■ DATA SUPPLIED
◆ ◆ ◆ ◆ ◆ ◆ ◆

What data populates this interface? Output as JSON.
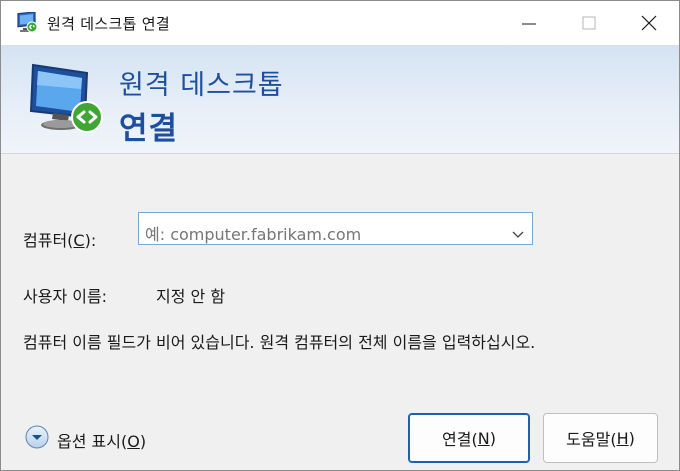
{
  "window": {
    "title": "원격 데스크톱 연결"
  },
  "banner": {
    "line1": "원격 데스크톱",
    "line2": "연결"
  },
  "form": {
    "computer_label": "컴퓨터(",
    "computer_mnemonic": "C",
    "computer_label_end": "):",
    "computer_placeholder": "예: computer.fabrikam.com",
    "username_label": "사용자 이름:",
    "username_value": "지정 안 함",
    "info_text": "컴퓨터 이름 필드가 비어 있습니다. 원격 컴퓨터의 전체 이름을 입력하십시오."
  },
  "options": {
    "label": "옵션 표시(",
    "mnemonic": "O",
    "label_end": ")"
  },
  "buttons": {
    "connect": {
      "label": "연결(",
      "mnemonic": "N",
      "label_end": ")"
    },
    "help": {
      "label": "도움말(",
      "mnemonic": "H",
      "label_end": ")"
    }
  },
  "colors": {
    "banner_text": "#1e4f9e",
    "accent_border": "#1e5fb0",
    "input_border": "#7aa6d6"
  },
  "icons": {
    "app": "remote-desktop-icon",
    "options": "expand-chevron-icon",
    "dropdown": "chevron-down-icon"
  }
}
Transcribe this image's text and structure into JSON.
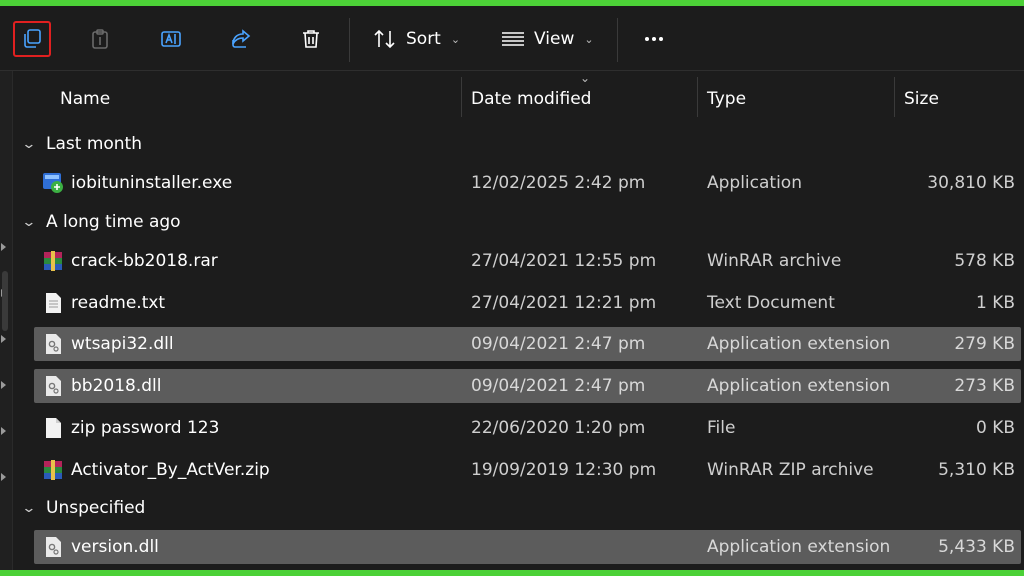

◆ ◆ ◆ ◆ ◆ ◆ ◆

■ EXERCISE GOAL
Transcribe every entry word for word, but omit the pictures.

■ OUTPUT OF THE TASK
What data populates this interface? Output as JSON.
{
  "window": {
    "title": "원격 데스크톱 연결"
  },
  "banner": {
    "line1": "원격 데스크톱",
    "line2": "연결"
  },
  "form": {
    "computer_label": "컴퓨터(",
    "computer_mnemonic": "C",
    "computer_label_end": "):",
    "computer_placeholder": "예: computer.fabrikam.com",
    "username_label": "사용자 이름:",
    "username_value": "지정 안 함",
    "info_text": "컴퓨터 이름 필드가 비어 있습니다. 원격 컴퓨터의 전체 이름을 입력하십시오."
  },
  "options": {
    "label": "옵션 표시(",
    "mnemonic": "O",
    "label_end": ")"
  },
  "buttons": {
    "connect": {
      "label": "연결(",
      "mnemonic": "N",
      "label_end": ")"
    },
    "help": {
      "label": "도움말(",
      "mnemonic": "H",
      "label_end": ")"
    }
  },
  "colors": {
    "banner_text": "#1e4f9e",
    "accent_border": "#1e5fb0",
    "input_border": "#7aa6d6"
  },
  "icons": {
    "app": "remote-desktop-icon",
    "options": "expand-chevron-icon",
    "dropdown": "chevron-down-icon"
  }
}
Transcribe this image's text and structure into JSON.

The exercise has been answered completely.